━━ Supplied entries ━━

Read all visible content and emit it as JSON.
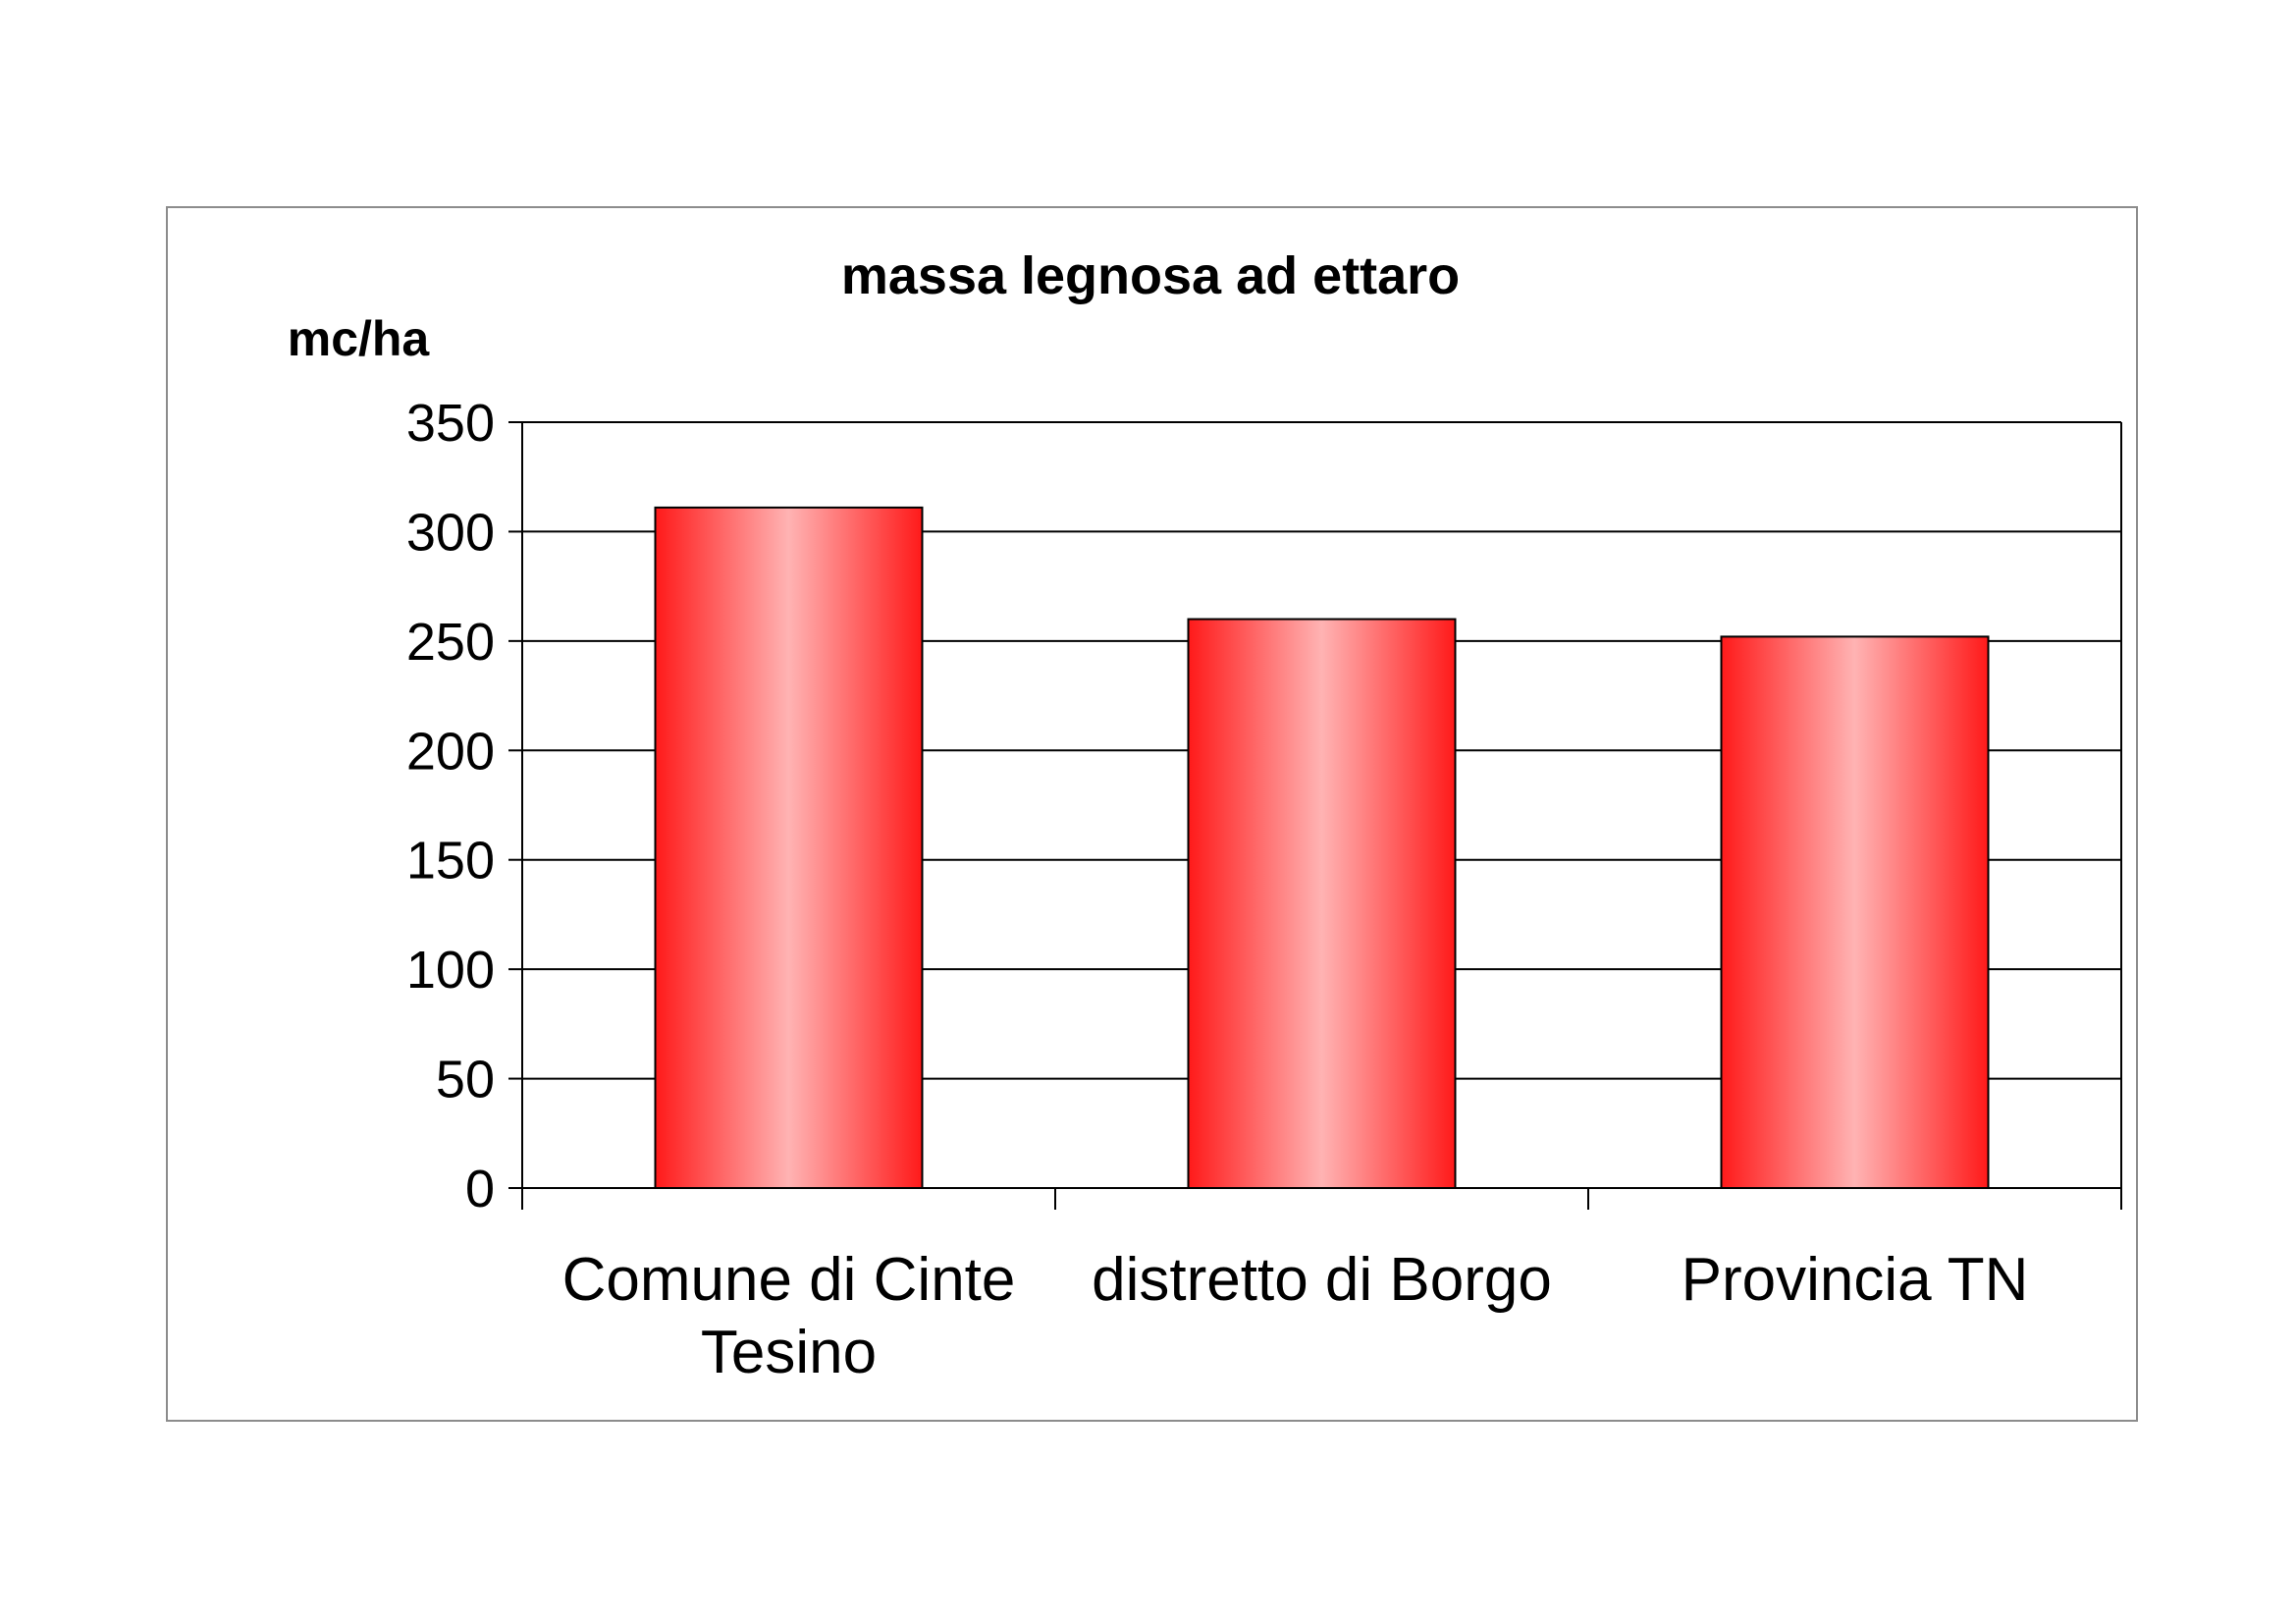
{
  "chart_data": {
    "type": "bar",
    "title": "massa legnosa ad ettaro",
    "ylabel": "mc/ha",
    "xlabel": "",
    "categories": [
      [
        "Comune di Cinte",
        "Tesino"
      ],
      [
        "distretto di Borgo"
      ],
      [
        "Provincia TN"
      ]
    ],
    "values": [
      311,
      260,
      252
    ],
    "ylim": [
      0,
      350
    ],
    "yticks": [
      "0",
      "50",
      "100",
      "150",
      "200",
      "250",
      "300",
      "350"
    ],
    "grid": true,
    "legend": "none",
    "colors": {
      "bar_edge": "#ff1a1a",
      "bar_center": "#ffb3b3",
      "bar_outline": "#000000",
      "gridline": "#000000"
    }
  }
}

━━━

### Exercise requirements
Repeat the preceding records precisely, and leave every picture out of the copy.

### Solution
Read all visible content and emit it as JSON.
{
  "chart_data": {
    "type": "bar",
    "title": "massa legnosa ad ettaro",
    "ylabel": "mc/ha",
    "xlabel": "",
    "categories": [
      [
        "Comune di Cinte",
        "Tesino"
      ],
      [
        "distretto di Borgo"
      ],
      [
        "Provincia TN"
      ]
    ],
    "values": [
      311,
      260,
      252
    ],
    "ylim": [
      0,
      350
    ],
    "yticks": [
      "0",
      "50",
      "100",
      "150",
      "200",
      "250",
      "300",
      "350"
    ],
    "grid": true,
    "legend": "none",
    "colors": {
      "bar_edge": "#ff1a1a",
      "bar_center": "#ffb3b3",
      "bar_outline": "#000000",
      "gridline": "#000000"
    }
  }
}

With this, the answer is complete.